#### Short exercise:
Go through the material below and copy each line where the word "JSON" appears.

==== Data shown ====

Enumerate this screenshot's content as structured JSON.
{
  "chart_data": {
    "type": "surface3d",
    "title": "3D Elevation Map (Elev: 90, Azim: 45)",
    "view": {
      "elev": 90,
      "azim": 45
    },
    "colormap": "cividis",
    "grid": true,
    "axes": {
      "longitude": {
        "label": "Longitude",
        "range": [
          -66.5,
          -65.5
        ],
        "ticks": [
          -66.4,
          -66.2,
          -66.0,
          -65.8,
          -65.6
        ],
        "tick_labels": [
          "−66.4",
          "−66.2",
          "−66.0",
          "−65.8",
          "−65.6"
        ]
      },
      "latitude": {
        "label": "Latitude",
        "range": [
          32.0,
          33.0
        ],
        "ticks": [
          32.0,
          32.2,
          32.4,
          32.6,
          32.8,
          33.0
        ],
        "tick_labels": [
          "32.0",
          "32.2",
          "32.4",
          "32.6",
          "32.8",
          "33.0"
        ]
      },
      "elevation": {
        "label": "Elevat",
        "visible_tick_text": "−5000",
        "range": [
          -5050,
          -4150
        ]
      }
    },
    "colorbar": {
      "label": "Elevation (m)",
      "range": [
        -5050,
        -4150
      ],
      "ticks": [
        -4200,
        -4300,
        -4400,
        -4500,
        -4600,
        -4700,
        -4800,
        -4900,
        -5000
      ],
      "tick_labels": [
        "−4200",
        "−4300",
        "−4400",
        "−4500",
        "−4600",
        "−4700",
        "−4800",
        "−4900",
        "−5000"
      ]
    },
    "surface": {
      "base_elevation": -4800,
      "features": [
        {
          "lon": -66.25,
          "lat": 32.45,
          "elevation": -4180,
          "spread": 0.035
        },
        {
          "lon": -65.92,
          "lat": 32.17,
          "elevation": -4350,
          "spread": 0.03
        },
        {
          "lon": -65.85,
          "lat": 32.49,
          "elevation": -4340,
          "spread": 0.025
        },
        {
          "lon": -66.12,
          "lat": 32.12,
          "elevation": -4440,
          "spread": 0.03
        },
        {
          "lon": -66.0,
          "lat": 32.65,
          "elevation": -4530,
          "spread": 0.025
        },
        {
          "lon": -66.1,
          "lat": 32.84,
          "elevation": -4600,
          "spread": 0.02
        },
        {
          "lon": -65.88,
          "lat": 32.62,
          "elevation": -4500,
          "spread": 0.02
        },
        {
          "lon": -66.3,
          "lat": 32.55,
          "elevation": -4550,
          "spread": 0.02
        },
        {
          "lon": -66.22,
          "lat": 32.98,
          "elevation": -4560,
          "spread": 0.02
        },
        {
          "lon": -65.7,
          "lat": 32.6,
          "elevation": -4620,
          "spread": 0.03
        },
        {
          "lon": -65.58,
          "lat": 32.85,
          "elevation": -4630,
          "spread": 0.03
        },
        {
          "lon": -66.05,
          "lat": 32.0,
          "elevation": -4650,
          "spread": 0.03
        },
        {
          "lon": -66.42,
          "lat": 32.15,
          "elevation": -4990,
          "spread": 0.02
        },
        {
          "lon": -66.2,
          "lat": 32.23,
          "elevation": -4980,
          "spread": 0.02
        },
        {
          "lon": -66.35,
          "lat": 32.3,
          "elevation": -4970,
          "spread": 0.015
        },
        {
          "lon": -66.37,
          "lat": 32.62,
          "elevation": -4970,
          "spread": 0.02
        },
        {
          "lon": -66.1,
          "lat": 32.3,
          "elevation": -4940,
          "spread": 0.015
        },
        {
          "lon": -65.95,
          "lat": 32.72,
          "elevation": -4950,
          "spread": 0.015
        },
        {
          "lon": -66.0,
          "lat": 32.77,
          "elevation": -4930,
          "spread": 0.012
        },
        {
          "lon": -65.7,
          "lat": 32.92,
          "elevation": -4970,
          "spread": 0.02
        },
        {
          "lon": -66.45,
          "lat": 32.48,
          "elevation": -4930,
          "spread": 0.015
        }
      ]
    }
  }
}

====
==== Data shown ====

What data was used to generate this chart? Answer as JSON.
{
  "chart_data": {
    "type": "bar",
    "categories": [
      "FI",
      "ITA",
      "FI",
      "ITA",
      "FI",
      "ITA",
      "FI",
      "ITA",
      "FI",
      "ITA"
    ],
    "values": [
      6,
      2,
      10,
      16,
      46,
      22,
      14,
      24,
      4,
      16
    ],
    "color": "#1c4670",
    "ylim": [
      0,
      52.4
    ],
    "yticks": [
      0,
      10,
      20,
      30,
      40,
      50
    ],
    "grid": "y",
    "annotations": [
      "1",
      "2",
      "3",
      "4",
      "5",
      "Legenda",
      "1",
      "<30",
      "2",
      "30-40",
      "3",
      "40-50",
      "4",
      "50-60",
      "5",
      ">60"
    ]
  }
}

====

#### Result:
Enumerate this screenshot's content as structured JSON.
What data was used to generate this chart? Answer as JSON.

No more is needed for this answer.